Take every line that has the string "from" and copy it out.

★ ★ ★ ★ ★

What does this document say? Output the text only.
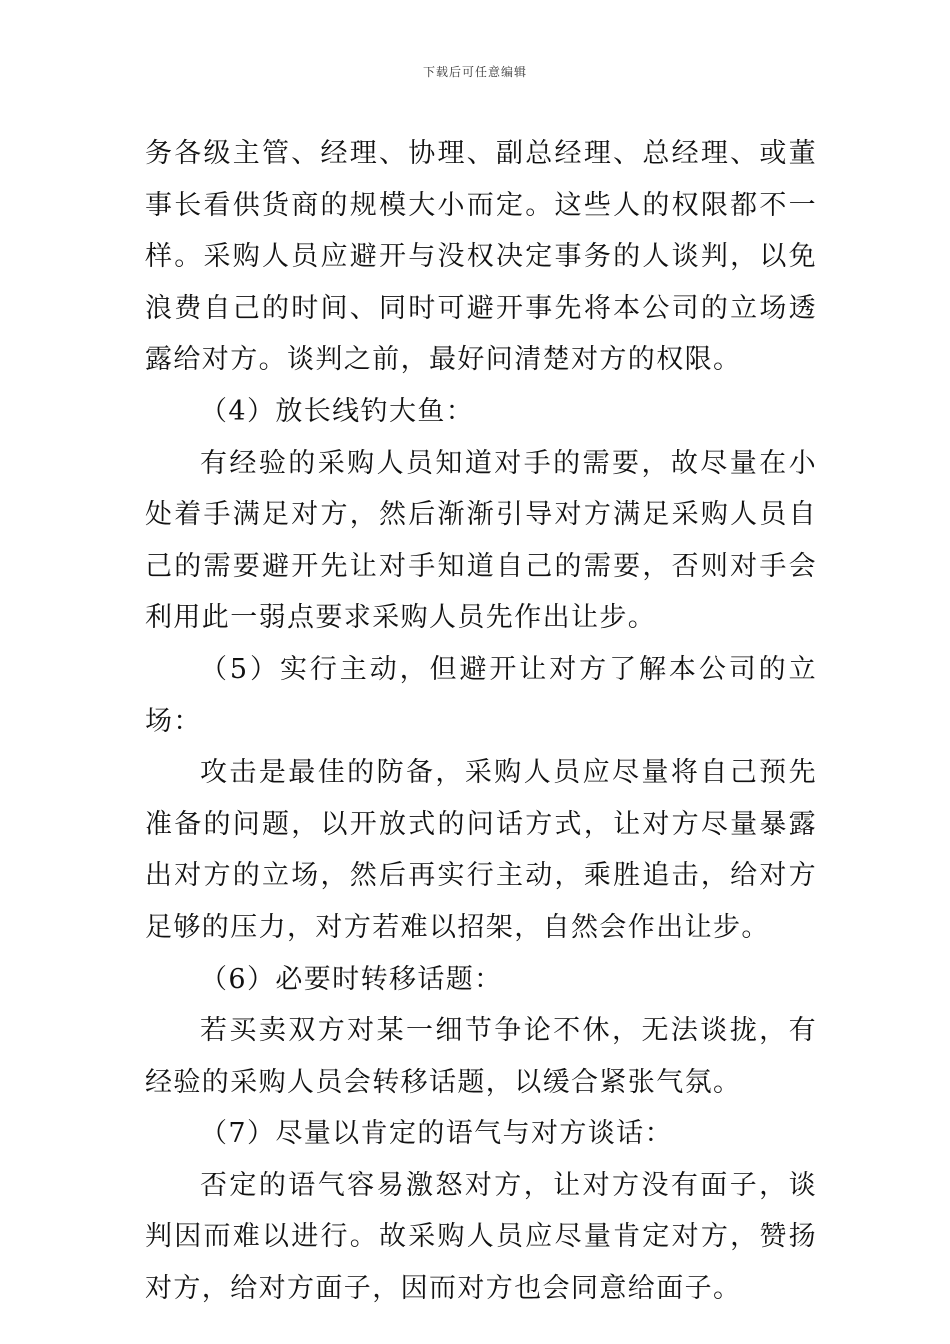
下载后可任意编辑

务各级主管、经理、协理、副总经理、总经理、或董事长看供货商的规模大小而定。这些人的权限都不一样。采购人员应避开与没权决定事务的人谈判，以免浪费自己的时间、同时可避开事先将本公司的立场透露给对方。谈判之前，最好问清楚对方的权限。

（4）放长线钓大鱼：

有经验的采购人员知道对手的需要，故尽量在小处着手满足对方，然后渐渐引导对方满足采购人员自己的需要避开先让对手知道自己的需要，否则对手会利用此一弱点要求采购人员先作出让步。

（5）实行主动，但避开让对方了解本公司的立场：

攻击是最佳的防备，采购人员应尽量将自己预先准备的问题，以开放式的问话方式，让对方尽量暴露出对方的立场，然后再实行主动，乘胜追击，给对方足够的压力，对方若难以招架，自然会作出让步。

（6）必要时转移话题：

若买卖双方对某一细节争论不休，无法谈拢，有经验的采购人员会转移话题，以缓合紧张气氛。

（7）尽量以肯定的语气与对方谈话：

否定的语气容易激怒对方，让对方没有面子，谈判因而难以进行。故采购人员应尽量肯定对方，赞扬对方，给对方面子，因而对方也会同意给面子。
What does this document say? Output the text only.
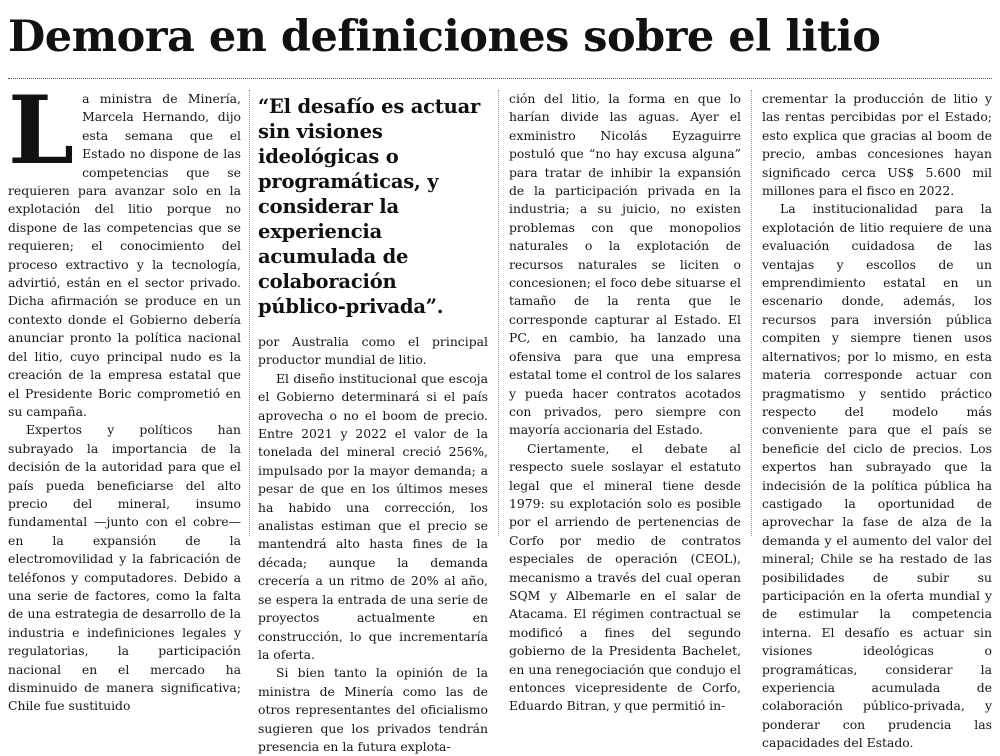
Demora en definiciones sobre el litio

La ministra de Minería, Marcela Hernando, dijo esta semana que el Estado no dispone de las competencias que se requieren para avanzar solo en la explotación del litio porque no dispone de las competencias que se requieren; el conocimiento del proceso extractivo y la tecnología, advirtió, están en el sector privado. Dicha afirmación se produce en un contexto donde el Gobierno debería anunciar pronto la política nacional del litio, cuyo principal nudo es la creación de la empresa estatal que el Presidente Boric comprometió en su campaña.

Expertos y políticos han subrayado la importancia de la decisión de la autoridad para que el país pueda beneficiarse del alto precio del mineral, insumo fundamental —junto con el cobre— en la expansión de la electromovilidad y la fabricación de teléfonos y computadores. Debido a una serie de factores, como la falta de una estrategia de desarrollo de la industria e indefiniciones legales y regulatorias, la participación nacional en el mercado ha disminuido de manera significativa; Chile fue sustituido

“El desafío es actuar sin visiones ideológicas o programáticas, y considerar la experiencia acumulada de colaboración público-privada”.

por Australia como el principal productor mundial de litio.

El diseño institucional que escoja el Gobierno determinará si el país aprovecha o no el boom de precio. Entre 2021 y 2022 el valor de la tonelada del mineral creció 256%, impulsado por la mayor demanda; a pesar de que en los últimos meses ha habido una corrección, los analistas estiman que el precio se mantendrá alto hasta fines de la década; aunque la demanda crecería a un ritmo de 20% al año, se espera la entrada de una serie de proyectos actualmente en construcción, lo que incrementaría la oferta.

Si bien tanto la opinión de la ministra de Minería como las de otros representantes del oficialismo sugieren que los privados tendrán presencia en la futura explota-

ción del litio, la forma en que lo harían divide las aguas. Ayer el exministro Nicolás Eyzaguirre postuló que “no hay excusa alguna” para tratar de inhibir la expansión de la participación privada en la industria; a su juicio, no existen problemas con que monopolios naturales o la explotación de recursos naturales se liciten o concesionen; el foco debe situarse el tamaño de la renta que le corresponde capturar al Estado. El PC, en cambio, ha lanzado una ofensiva para que una empresa estatal tome el control de los salares y pueda hacer contratos acotados con privados, pero siempre con mayoría accionaria del Estado.

Ciertamente, el debate al respecto suele soslayar el estatuto legal que el mineral tiene desde 1979: su explotación solo es posible por el arriendo de pertenencias de Corfo por medio de contratos especiales de operación (CEOL), mecanismo a través del cual operan SQM y Albemarle en el salar de Atacama. El régimen contractual se modificó a fines del segundo gobierno de la Presidenta Bachelet, en una renegociación que condujo el entonces vicepresidente de Corfo, Eduardo Bitran, y que permitió in-

crementar la producción de litio y las rentas percibidas por el Estado; esto explica que gracias al boom de precio, ambas concesiones hayan significado cerca US$ 5.600 mil millones para el fisco en 2022.

La institucionalidad para la explotación de litio requiere de una evaluación cuidadosa de las ventajas y escollos de un emprendimiento estatal en un escenario donde, además, los recursos para inversión pública compiten y siempre tienen usos alternativos; por lo mismo, en esta materia corresponde actuar con pragmatismo y sentido práctico respecto del modelo más conveniente para que el país se beneficie del ciclo de precios. Los expertos han subrayado que la indecisión de la política pública ha castigado la oportunidad de aprovechar la fase de alza de la demanda y el aumento del valor del mineral; Chile se ha restado de las posibilidades de subir su participación en la oferta mundial y de estimular la competencia interna. El desafío es actuar sin visiones ideológicas o programáticas, considerar la experiencia acumulada de colaboración público-privada, y ponderar con prudencia las capacidades del Estado.
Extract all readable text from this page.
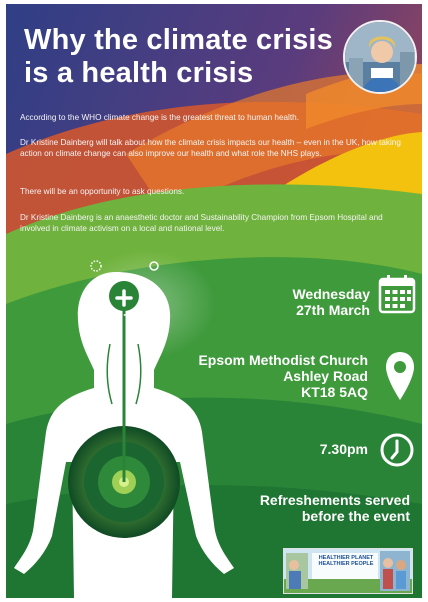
Why the climate crisis
is a health crisis
According to the WHO climate change is the greatest threat to human health.
Dr Kristine Dainberg will talk about how the climate crisis impacts our health – even in the UK, how taking action on climate change can also improve our health and what role the NHS plays.
There will be an opportunity to ask questions.
Dr Kristine Dainberg is an anaesthetic doctor and Sustainability Champion from Epsom Hospital and involved in climate activism on a local and national level.
Wednesday
27th March
Epsom Methodist Church
Ashley Road
KT18 5AQ
7.30pm
Refreshements served
before the event
HEALTHIER PLANET
HEALTHIER PEOPLE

★ ★ ★ ★ ★

• Solution to this task
Extract all readable text from this page.
Dr Kristine Dainberg is an anaesthetic doctor and Sustainability Champion from Epsom Hospital and involved in climate activism on a local and national level.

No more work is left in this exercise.